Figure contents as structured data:
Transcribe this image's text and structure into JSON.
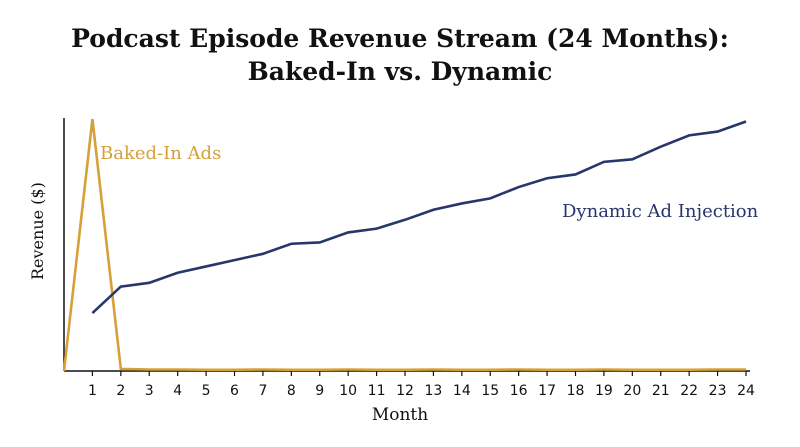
{
  "title_line1": "Podcast Episode Revenue Stream (24 Months):",
  "title_line2": "Baked-In vs. Dynamic",
  "colors": {
    "baked": "#d4a03a",
    "dynamic": "#27366b",
    "axis": "#111111"
  },
  "chart_data": {
    "type": "line",
    "title": "Podcast Episode Revenue Stream (24 Months): Baked-In vs. Dynamic",
    "xlabel": "Month",
    "ylabel": "Revenue ($)",
    "x": [
      1,
      2,
      3,
      4,
      5,
      6,
      7,
      8,
      9,
      10,
      11,
      12,
      13,
      14,
      15,
      16,
      17,
      18,
      19,
      20,
      21,
      22,
      23,
      24
    ],
    "xlim": [
      0,
      24
    ],
    "ylim": [
      0,
      100
    ],
    "grid": false,
    "legend": "none",
    "series": [
      {
        "name": "Baked-In Ads",
        "x": [
          0,
          1,
          2,
          3,
          4,
          5,
          6,
          7,
          8,
          9,
          10,
          11,
          12,
          13,
          14,
          15,
          16,
          17,
          18,
          19,
          20,
          21,
          22,
          23,
          24
        ],
        "values": [
          0,
          100,
          0.8,
          0.6,
          0.6,
          0.5,
          0.5,
          0.6,
          0.5,
          0.5,
          0.6,
          0.5,
          0.5,
          0.6,
          0.5,
          0.5,
          0.6,
          0.5,
          0.5,
          0.6,
          0.5,
          0.5,
          0.5,
          0.6,
          0.6
        ]
      },
      {
        "name": "Dynamic Ad Injection",
        "x": [
          1,
          2,
          3,
          4,
          5,
          6,
          7,
          8,
          9,
          10,
          11,
          12,
          13,
          14,
          15,
          16,
          17,
          18,
          19,
          20,
          21,
          22,
          23,
          24
        ],
        "values": [
          23,
          33.5,
          35,
          39,
          41.5,
          44,
          46.5,
          50.5,
          51,
          55,
          56.5,
          60,
          64,
          66.5,
          68.5,
          73,
          76.5,
          78,
          83,
          84,
          89,
          93.5,
          95,
          99
        ]
      }
    ]
  }
}
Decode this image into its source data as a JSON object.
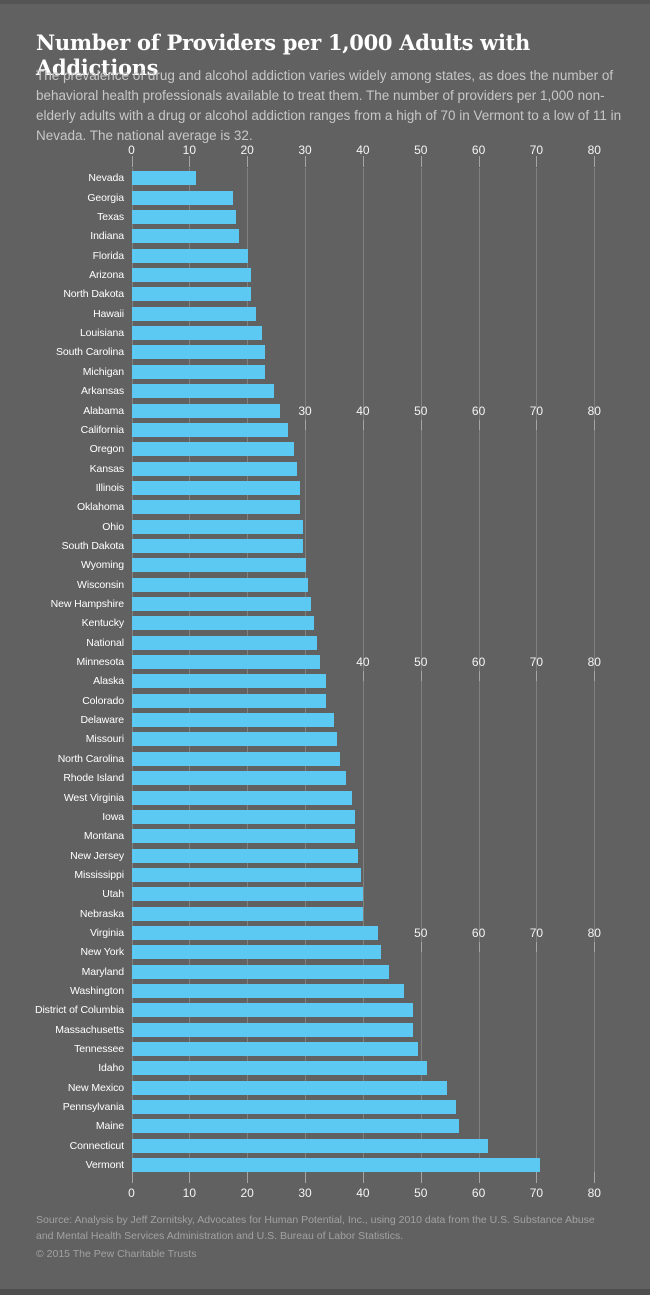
{
  "header": {
    "title": "Number of Providers per 1,000 Adults with Addictions",
    "subtitle": "The prevalence of drug and alcohol addiction varies widely among states, as does the number of behavioral health professionals available to treat them. The number of providers per 1,000 non-elderly adults with a drug or alcohol addiction ranges from a high of 70 in Vermont to a low of 11 in Nevada. The national average is 32."
  },
  "chart_data": {
    "type": "bar",
    "orientation": "horizontal",
    "title": "Number of Providers per 1,000 Adults with Addictions",
    "xlabel": "",
    "ylabel": "",
    "xlim": [
      0,
      80
    ],
    "x_ticks": [
      0,
      10,
      20,
      30,
      40,
      50,
      60,
      70,
      80
    ],
    "grid": true,
    "bar_color": "#5BC9F1",
    "categories": [
      "Nevada",
      "Georgia",
      "Texas",
      "Indiana",
      "Florida",
      "Arizona",
      "North Dakota",
      "Hawaii",
      "Louisiana",
      "South Carolina",
      "Michigan",
      "Arkansas",
      "Alabama",
      "California",
      "Oregon",
      "Kansas",
      "Illinois",
      "Oklahoma",
      "Ohio",
      "South Dakota",
      "Wyoming",
      "Wisconsin",
      "New Hampshire",
      "Kentucky",
      "National",
      "Minnesota",
      "Alaska",
      "Colorado",
      "Delaware",
      "Missouri",
      "North Carolina",
      "Rhode Island",
      "West Virginia",
      "Iowa",
      "Montana",
      "New Jersey",
      "Mississippi",
      "Utah",
      "Nebraska",
      "Virginia",
      "New York",
      "Maryland",
      "Washington",
      "District of Columbia",
      "Massachusetts",
      "Tennessee",
      "Idaho",
      "New Mexico",
      "Pennsylvania",
      "Maine",
      "Connecticut",
      "Vermont"
    ],
    "values": [
      11,
      17.5,
      18,
      18.5,
      20,
      20.5,
      20.5,
      21.5,
      22.5,
      23,
      23,
      24.5,
      25.5,
      27,
      28,
      28.5,
      29,
      29,
      29.5,
      29.5,
      30,
      30.5,
      31,
      31.5,
      32,
      32.5,
      33.5,
      33.5,
      35,
      35.5,
      36,
      37,
      38,
      38.5,
      38.5,
      39,
      39.5,
      40,
      40,
      42.5,
      43,
      44.5,
      47,
      48.5,
      48.5,
      49.5,
      51,
      54.5,
      56,
      56.5,
      61.5,
      70.5
    ],
    "repeated_axis_label_rows": [
      {
        "row_index": 12,
        "labels": [
          30,
          40,
          50,
          60,
          70,
          80
        ]
      },
      {
        "row_index": 25,
        "labels": [
          40,
          50,
          60,
          70,
          80
        ]
      },
      {
        "row_index": 39,
        "labels": [
          50,
          60,
          70,
          80
        ]
      }
    ],
    "legend": null
  },
  "footer": {
    "source_lines": [
      "Source: Analysis by Jeff Zornitsky, Advocates for Human Potential, Inc., using 2010 data from the U.S. Substance Abuse",
      "and Mental Health Services Administration and U.S. Bureau of Labor Statistics."
    ],
    "copyright": "© 2015 The Pew Charitable Trusts"
  },
  "colors": {
    "background": "#616161",
    "bar": "#5BC9F1",
    "title_text": "#ffffff",
    "subtitle_text": "#c7c7c7",
    "footer_text": "#a2a2a2"
  }
}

*Task description*.
Tell how many lines hold the string "Nevada", giving the number and nothing else.

*Solution to this exercise*.
2